- _TASK PROMPT_: Filter the entries that follow, copying every line in which the word "porcentual" appears.

- _SOURCE MATERIAL_:
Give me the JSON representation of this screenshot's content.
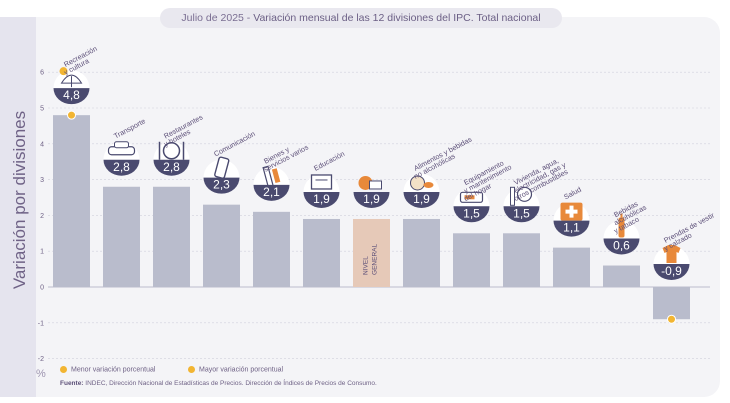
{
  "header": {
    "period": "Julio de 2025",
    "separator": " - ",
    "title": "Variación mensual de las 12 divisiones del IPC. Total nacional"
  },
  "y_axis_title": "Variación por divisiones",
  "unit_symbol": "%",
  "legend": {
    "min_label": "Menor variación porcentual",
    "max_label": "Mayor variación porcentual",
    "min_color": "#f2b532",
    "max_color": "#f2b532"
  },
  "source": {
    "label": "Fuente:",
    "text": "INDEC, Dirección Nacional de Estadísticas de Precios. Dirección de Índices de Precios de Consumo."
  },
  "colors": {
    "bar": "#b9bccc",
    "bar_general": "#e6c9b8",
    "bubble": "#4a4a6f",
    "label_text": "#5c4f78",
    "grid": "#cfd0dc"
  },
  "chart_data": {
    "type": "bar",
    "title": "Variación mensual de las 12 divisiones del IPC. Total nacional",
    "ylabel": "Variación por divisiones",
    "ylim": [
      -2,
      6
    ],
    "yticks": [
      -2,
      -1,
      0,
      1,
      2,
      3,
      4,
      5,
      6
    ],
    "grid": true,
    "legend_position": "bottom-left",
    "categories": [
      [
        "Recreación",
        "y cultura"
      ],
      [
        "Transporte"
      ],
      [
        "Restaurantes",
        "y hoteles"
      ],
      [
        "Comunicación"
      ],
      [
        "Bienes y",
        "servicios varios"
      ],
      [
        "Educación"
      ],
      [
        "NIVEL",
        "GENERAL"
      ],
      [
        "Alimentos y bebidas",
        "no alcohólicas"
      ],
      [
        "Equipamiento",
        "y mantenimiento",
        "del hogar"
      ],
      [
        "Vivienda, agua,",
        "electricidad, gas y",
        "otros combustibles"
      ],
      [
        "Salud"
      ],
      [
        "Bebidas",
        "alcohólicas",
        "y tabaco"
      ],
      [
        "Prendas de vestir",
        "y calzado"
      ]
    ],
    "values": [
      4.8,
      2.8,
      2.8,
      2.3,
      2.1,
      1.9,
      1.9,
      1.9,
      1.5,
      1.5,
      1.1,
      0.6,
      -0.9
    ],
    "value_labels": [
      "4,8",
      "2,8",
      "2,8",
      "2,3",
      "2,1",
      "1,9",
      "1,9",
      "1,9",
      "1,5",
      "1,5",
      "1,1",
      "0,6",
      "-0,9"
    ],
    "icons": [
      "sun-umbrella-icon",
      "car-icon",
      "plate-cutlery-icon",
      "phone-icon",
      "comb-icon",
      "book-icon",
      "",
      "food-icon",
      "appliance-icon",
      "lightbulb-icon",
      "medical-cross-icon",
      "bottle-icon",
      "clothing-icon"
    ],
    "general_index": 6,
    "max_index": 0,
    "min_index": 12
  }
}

- _IN RESPONSE_:
    "min_label": "Menor variación porcentual",
    "max_label": "Mayor variación porcentual",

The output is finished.